• SHORT TASK: The data below needs to be returned exactly, line for line.

• SUPPLIED RECORDS:
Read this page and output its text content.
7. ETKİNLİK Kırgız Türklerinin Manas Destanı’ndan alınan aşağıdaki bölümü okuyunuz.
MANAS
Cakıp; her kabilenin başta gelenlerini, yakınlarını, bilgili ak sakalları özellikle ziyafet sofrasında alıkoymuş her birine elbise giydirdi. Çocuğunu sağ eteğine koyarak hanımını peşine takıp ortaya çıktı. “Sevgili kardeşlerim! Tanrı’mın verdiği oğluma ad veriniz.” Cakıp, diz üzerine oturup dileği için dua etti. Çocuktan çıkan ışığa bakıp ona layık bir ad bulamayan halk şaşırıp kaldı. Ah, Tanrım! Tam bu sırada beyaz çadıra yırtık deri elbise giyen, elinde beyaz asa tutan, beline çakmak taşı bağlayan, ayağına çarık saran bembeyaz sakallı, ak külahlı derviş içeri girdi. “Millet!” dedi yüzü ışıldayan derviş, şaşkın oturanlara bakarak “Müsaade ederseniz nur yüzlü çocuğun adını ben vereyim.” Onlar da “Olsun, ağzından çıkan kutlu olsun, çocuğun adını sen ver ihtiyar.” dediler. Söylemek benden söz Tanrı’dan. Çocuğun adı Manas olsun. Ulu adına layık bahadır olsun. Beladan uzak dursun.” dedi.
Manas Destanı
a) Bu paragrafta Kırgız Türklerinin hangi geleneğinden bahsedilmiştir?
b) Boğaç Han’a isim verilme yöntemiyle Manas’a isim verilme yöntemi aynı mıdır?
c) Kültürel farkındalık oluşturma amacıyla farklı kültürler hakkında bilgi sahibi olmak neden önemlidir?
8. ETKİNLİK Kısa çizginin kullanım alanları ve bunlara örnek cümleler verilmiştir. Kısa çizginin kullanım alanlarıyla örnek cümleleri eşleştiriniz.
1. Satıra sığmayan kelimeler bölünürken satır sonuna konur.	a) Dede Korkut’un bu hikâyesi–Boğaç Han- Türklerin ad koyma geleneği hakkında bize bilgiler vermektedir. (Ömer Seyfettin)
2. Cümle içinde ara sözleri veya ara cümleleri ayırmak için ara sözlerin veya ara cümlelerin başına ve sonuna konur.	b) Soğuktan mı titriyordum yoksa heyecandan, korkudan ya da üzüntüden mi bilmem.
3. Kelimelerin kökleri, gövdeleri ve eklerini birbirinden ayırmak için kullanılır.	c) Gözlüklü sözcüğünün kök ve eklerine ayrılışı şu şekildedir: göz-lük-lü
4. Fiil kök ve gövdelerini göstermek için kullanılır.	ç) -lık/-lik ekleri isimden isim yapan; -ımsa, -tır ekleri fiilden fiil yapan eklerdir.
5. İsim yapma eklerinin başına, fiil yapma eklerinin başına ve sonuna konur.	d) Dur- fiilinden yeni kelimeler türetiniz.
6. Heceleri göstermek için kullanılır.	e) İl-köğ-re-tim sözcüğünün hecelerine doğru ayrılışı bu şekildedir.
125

• RESULT BELOW:
Read this page and output its text content.
7. ETKİNLİK Kırgız Türklerinin Manas Destanı’ndan alınan aşağıdaki bölümü okuyunuz.
MANAS
Cakıp; her kabilenin başta gelenlerini, yakınlarını, bilgili ak sakalları özellikle ziyafet sofrasında alıkoymuş her birine elbise giydirdi. Çocuğunu sağ eteğine koyarak hanımını peşine takıp ortaya çıktı. “Sevgili kardeşlerim! Tanrı’mın verdiği oğluma ad veriniz.” Cakıp, diz üzerine oturup dileği için dua etti. Çocuktan çıkan ışığa bakıp ona layık bir ad bulamayan halk şaşırıp kaldı. Ah, Tanrım! Tam bu sırada beyaz çadıra yırtık deri elbise giyen, elinde beyaz asa tutan, beline çakmak taşı bağlayan, ayağına çarık saran bembeyaz sakallı, ak külahlı derviş içeri girdi. “Millet!” dedi yüzü ışıldayan derviş, şaşkın oturanlara bakarak “Müsaade ederseniz nur yüzlü çocuğun adını ben vereyim.” Onlar da “Olsun, ağzından çıkan kutlu olsun, çocuğun adını sen ver ihtiyar.” dediler. Söylemek benden söz Tanrı’dan. Çocuğun adı Manas olsun. Ulu adına layık bahadır olsun. Beladan uzak dursun.” dedi.
Manas Destanı
a) Bu paragrafta Kırgız Türklerinin hangi geleneğinden bahsedilmiştir?
b) Boğaç Han’a isim verilme yöntemiyle Manas’a isim verilme yöntemi aynı mıdır?
c) Kültürel farkındalık oluşturma amacıyla farklı kültürler hakkında bilgi sahibi olmak neden önemlidir?
8. ETKİNLİK Kısa çizginin kullanım alanları ve bunlara örnek cümleler verilmiştir. Kısa çizginin kullanım alanlarıyla örnek cümleleri eşleştiriniz.
1. Satıra sığmayan kelimeler bölünürken satır sonuna konur.	a) Dede Korkut’un bu hikâyesi–Boğaç Han- Türklerin ad koyma geleneği hakkında bize bilgiler vermektedir. (Ömer Seyfettin)
2. Cümle içinde ara sözleri veya ara cümleleri ayırmak için ara sözlerin veya ara cümlelerin başına ve sonuna konur.	b) Soğuktan mı titriyordum yoksa heyecandan, korkudan ya da üzüntüden mi bilmem.
3. Kelimelerin kökleri, gövdeleri ve eklerini birbirinden ayırmak için kullanılır.	c) Gözlüklü sözcüğünün kök ve eklerine ayrılışı şu şekildedir: göz-lük-lü
4. Fiil kök ve gövdelerini göstermek için kullanılır.	ç) -lık/-lik ekleri isimden isim yapan; -ımsa, -tır ekleri fiilden fiil yapan eklerdir.
5. İsim yapma eklerinin başına, fiil yapma eklerinin başına ve sonuna konur.	d) Dur- fiilinden yeni kelimeler türetiniz.
6. Heceleri göstermek için kullanılır.	e) İl-köğ-re-tim sözcüğünün hecelerine doğru ayrılışı bu şekildedir.
125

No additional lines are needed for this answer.